[Data listing]
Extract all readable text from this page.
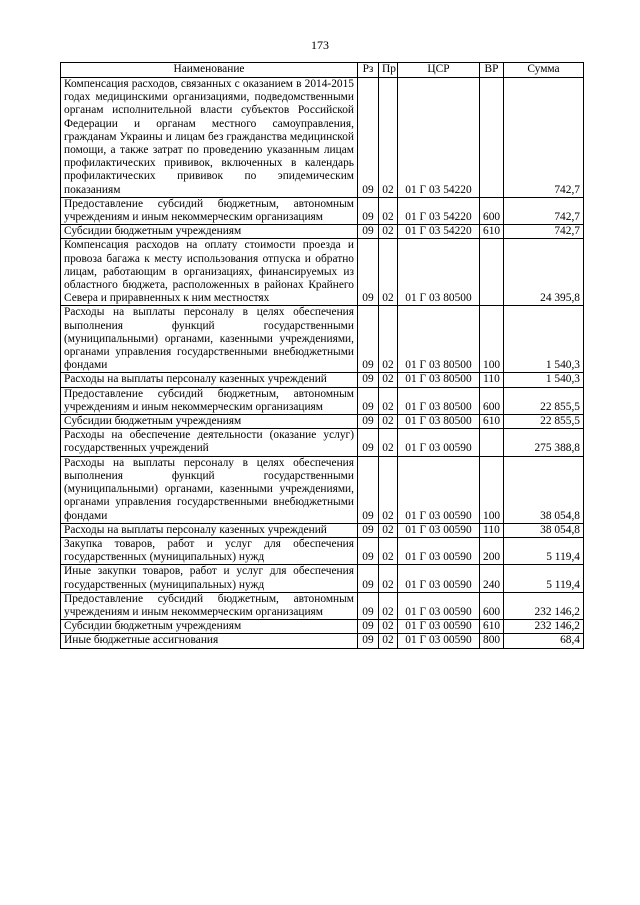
173
Наименование	Рз	Пр	ЦСР	ВР	Сумма
Компенсация расходов, связанных с оказанием в 2014-2015 годах медицинскими организациями, подведомственными органам исполнительной власти субъектов Российской Федерации и органам местного самоуправления, гражданам Украины и лицам без гражданства медицинской помощи, а также затрат по проведению указанным лицам профилактических прививок, включенных в календарь профилактических прививок по эпидемическим показаниям	09	02	01 Г 03 54220		742,7
Предоставление субсидий бюджетным, автономным учреждениям и иным некоммерческим организациям	09	02	01 Г 03 54220	600	742,7
Субсидии бюджетным учреждениям	09	02	01 Г 03 54220	610	742,7
Компенсация расходов на оплату стоимости проезда и провоза багажа к месту использования отпуска и обратно лицам, работающим в организациях, финансируемых из областного бюджета, расположенных в районах Крайнего Севера и приравненных к ним местностях	09	02	01 Г 03 80500		24 395,8
Расходы на выплаты персоналу в целях обеспечения выполнения функций государственными (муниципальными) органами, казенными учреждениями, органами управления государственными внебюджетными фондами	09	02	01 Г 03 80500	100	1 540,3
Расходы на выплаты персоналу казенных учреждений	09	02	01 Г 03 80500	110	1 540,3
Предоставление субсидий бюджетным, автономным учреждениям и иным некоммерческим организациям	09	02	01 Г 03 80500	600	22 855,5
Субсидии бюджетным учреждениям	09	02	01 Г 03 80500	610	22 855,5
Расходы на обеспечение деятельности (оказание услуг) государственных учреждений	09	02	01 Г 03 00590		275 388,8
Расходы на выплаты персоналу в целях обеспечения выполнения функций государственными (муниципальными) органами, казенными учреждениями, органами управления государственными внебюджетными фондами	09	02	01 Г 03 00590	100	38 054,8
Расходы на выплаты персоналу казенных учреждений	09	02	01 Г 03 00590	110	38 054,8
Закупка товаров, работ и услуг для обеспечения государственных (муниципальных) нужд	09	02	01 Г 03 00590	200	5 119,4
Иные закупки товаров, работ и услуг для обеспечения государственных (муниципальных) нужд	09	02	01 Г 03 00590	240	5 119,4
Предоставление субсидий бюджетным, автономным учреждениям и иным некоммерческим организациям	09	02	01 Г 03 00590	600	232 146,2
Субсидии бюджетным учреждениям	09	02	01 Г 03 00590	610	232 146,2
Иные бюджетные ассигнования	09	02	01 Г 03 00590	800	68,4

**Required work**
Working from the entries above, return all lines that contain "товаров".

**Answer to the task**
Закупка товаров, работ и услуг для обеспечения государственных (муниципальных) нужд	09	02	01 Г 03 00590	200	5 119,4
Иные закупки товаров, работ и услуг для обеспечения государственных (муниципальных) нужд	09	02	01 Г 03 00590	240	5 119,4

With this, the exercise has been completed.